===== INPUT MATERIAL =====

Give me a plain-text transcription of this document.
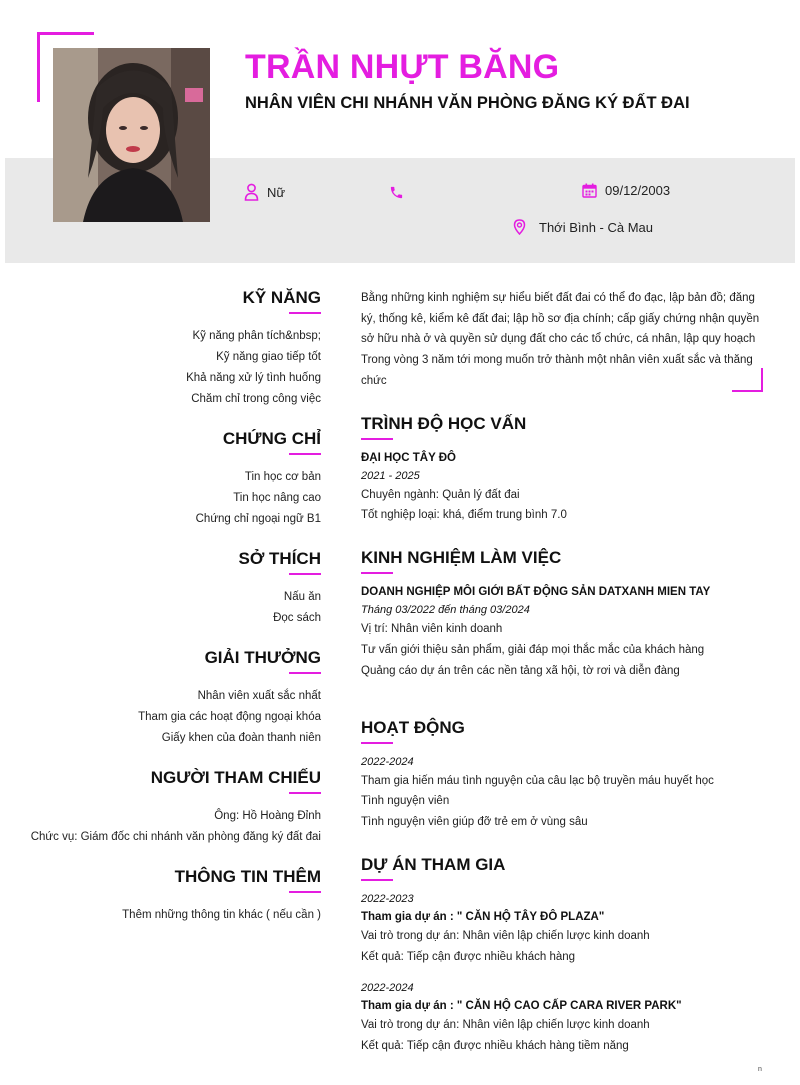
TRẦN NHỰT BĂNG
NHÂN VIÊN CHI NHÁNH VĂN PHÒNG ĐĂNG KÝ ĐẤT ĐAI
Nữ	09/12/2003
Thới Bình - Cà Mau
KỸ NĂNG
Kỹ năng phân tích&nbsp;
Kỹ năng giao tiếp tốt
Khả năng xử lý tình huống
Chăm chỉ trong công việc
CHỨNG CHỈ
Tin học cơ bản
Tin học nâng cao
Chứng chỉ ngoại ngữ B1
SỞ THÍCH
Nấu ăn
Đọc sách
GIẢI THƯỞNG
Nhân viên xuất sắc nhất
Tham gia các hoạt động ngoại khóa
Giấy khen của đoàn thanh niên
NGƯỜI THAM CHIẾU
Ông: Hồ Hoàng Đỉnh
Chức vụ: Giám đốc chi nhánh văn phòng đăng ký đất đai
THÔNG TIN THÊM
Thêm những thông tin khác ( nếu cần )
Bằng những kinh nghiệm sự hiểu biết đất đai có thể đo đạc, lập bản đồ; đăng ký, thống kê, kiểm kê đất đai; lập hồ sơ địa chính; cấp giấy chứng nhận quyền sở hữu nhà ở và quyền sử dụng đất cho các tổ chức, cá nhân, lập quy hoạch
Trong vòng 3 năm tới mong muốn trở thành một nhân viên xuất sắc và thăng chức
TRÌNH ĐỘ HỌC VẤN
ĐẠI HỌC TÂY ĐÔ
2021 - 2025
Chuyên ngành: Quản lý đất đai
Tốt nghiệp loại: khá, điểm trung bình 7.0
KINH NGHIỆM LÀM VIỆC
DOANH NGHIỆP MÔI GIỚI BẤT ĐỘNG SẢN DATXANH MIEN TAY
Tháng 03/2022 đến tháng 03/2024
Vị trí: Nhân viên kinh doanh
Tư vấn giới thiệu sản phẩm, giải đáp mọi thắc mắc của khách hàng
Quảng cáo dự án trên các nền tảng xã hội, tờ rơi và diễn đàng
HOẠT ĐỘNG
2022-2024
Tham gia hiến máu tình nguyện của câu lạc bộ truyền máu huyết học
Tình nguyện viên
Tình nguyện viên giúp đỡ trẻ em ở vùng sâu
DỰ ÁN THAM GIA
2022-2023
Tham gia dự án : " CĂN HỘ TÂY ĐÔ PLAZA"
Vai trò trong dự án: Nhân viên lập chiến lược kinh doanh
Kết quả: Tiếp cận được nhiều khách hàng
2022-2024
Tham gia dự án : " CĂN HỘ CAO CẤP CARA RIVER PARK"
Vai trò trong dự án: Nhân viên lập chiến lược kinh doanh
Kết quả: Tiếp cận được nhiều khách hàng tiềm năng
n
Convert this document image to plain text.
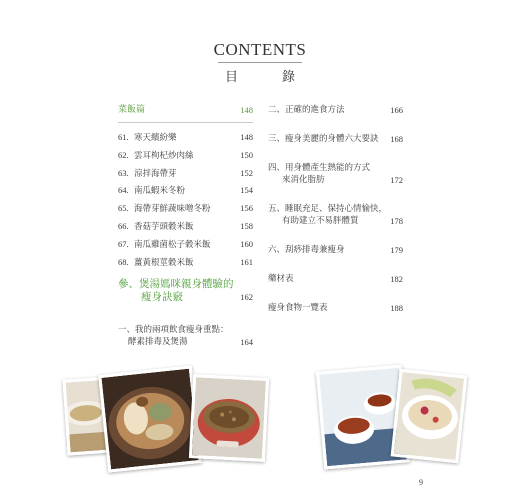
CONTENTS
目錄
菜飯篇	148
61. 寒天繽紛樂	148
62. 雲耳枸杞炒肉絲	150
63. 涼拌海帶芽	152
64. 南瓜蝦米冬粉	154
65. 海帶芽鮮蔬味噌冬粉	156
66. 香菇芋頭穀米飯	158
67. 南瓜雞菌松子穀米飯	160
68. 薑黃根莖穀米飯	161
參、煲湯媽咪親身體驗的
瘦身訣竅	162
一、我的兩項飲食瘦身重點：
酵素排毒及煲湯	164
二、正確的進食方法	166
三、瘦身美麗的身體六大要訣	168
四、用身體產生熱能的方式
來消化脂肪	172
五、睡眠充足、保持心情愉快，
有助建立不易胖體質	178
六、刮痧排毒兼瘦身	179
藥材表	182
瘦身食物一覽表	188
9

=====

**EXERCISE BRIEF**
Find every line in the records above that holds the word "plain", and copy each one.

**FINAL RESULT**
Give me a plain-text transcription of this document.
Convert this document image to plain text.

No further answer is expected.